SET TASK: Check every line below for the word "plus" and copy each one that has it.

RECORDS PROVIDED:
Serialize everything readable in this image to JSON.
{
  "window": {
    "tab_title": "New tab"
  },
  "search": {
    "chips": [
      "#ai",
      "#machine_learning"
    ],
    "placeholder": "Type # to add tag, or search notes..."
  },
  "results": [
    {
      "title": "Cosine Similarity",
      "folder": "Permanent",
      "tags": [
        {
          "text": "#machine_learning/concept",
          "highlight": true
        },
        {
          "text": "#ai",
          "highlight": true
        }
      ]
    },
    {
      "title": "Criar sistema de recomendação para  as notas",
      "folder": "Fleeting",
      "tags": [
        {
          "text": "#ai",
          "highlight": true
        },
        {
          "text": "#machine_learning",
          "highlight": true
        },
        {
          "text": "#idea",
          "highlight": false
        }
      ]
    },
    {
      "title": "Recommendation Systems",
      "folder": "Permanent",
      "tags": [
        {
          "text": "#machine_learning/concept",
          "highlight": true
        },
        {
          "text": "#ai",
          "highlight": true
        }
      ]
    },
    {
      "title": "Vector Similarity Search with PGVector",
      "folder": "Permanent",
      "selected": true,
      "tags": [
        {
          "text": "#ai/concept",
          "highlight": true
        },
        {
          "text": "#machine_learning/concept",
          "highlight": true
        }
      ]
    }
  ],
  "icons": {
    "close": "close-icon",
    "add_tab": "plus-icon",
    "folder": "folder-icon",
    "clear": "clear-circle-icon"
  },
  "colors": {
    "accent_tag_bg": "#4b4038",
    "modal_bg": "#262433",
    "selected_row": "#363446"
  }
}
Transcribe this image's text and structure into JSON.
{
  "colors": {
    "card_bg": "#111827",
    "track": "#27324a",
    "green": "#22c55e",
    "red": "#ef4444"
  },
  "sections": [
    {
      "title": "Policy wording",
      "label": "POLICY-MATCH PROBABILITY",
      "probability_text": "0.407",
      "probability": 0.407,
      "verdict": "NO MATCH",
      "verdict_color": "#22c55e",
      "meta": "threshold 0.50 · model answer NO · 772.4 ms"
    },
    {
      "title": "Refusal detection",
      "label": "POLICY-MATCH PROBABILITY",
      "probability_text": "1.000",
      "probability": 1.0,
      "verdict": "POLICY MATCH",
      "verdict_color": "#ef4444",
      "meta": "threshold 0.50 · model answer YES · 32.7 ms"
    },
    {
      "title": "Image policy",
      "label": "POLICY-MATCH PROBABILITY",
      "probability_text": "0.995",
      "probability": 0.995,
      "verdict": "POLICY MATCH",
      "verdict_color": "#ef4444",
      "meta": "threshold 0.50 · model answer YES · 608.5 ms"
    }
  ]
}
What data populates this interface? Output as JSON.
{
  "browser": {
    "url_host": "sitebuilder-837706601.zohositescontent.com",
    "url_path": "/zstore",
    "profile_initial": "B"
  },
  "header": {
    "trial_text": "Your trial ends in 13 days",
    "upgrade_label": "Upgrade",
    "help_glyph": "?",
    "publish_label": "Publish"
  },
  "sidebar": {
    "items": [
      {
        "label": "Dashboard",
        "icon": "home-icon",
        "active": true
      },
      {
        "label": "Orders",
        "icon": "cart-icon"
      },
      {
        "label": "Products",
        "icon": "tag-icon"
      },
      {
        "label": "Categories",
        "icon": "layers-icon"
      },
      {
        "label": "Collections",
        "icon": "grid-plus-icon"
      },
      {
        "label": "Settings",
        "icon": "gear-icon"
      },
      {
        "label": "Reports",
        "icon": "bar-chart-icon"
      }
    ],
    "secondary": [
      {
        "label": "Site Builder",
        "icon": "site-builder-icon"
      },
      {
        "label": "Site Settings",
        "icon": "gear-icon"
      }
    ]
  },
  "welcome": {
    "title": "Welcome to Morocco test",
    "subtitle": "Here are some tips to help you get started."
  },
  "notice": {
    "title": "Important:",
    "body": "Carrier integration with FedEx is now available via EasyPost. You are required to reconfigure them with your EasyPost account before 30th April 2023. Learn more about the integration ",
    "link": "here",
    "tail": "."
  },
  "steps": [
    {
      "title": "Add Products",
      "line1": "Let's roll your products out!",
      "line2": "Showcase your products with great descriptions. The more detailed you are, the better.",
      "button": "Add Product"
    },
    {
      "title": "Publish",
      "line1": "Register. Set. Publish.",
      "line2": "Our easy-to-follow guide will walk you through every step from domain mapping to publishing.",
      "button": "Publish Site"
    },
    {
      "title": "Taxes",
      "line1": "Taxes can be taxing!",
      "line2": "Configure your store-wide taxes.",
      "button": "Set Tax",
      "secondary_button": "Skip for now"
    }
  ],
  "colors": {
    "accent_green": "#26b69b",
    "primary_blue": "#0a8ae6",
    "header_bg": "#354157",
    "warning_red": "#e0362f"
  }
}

SOLUTION FOR THIS PROBLEM:
    "add_tab": "plus-icon",
        "icon": "grid-plus-icon"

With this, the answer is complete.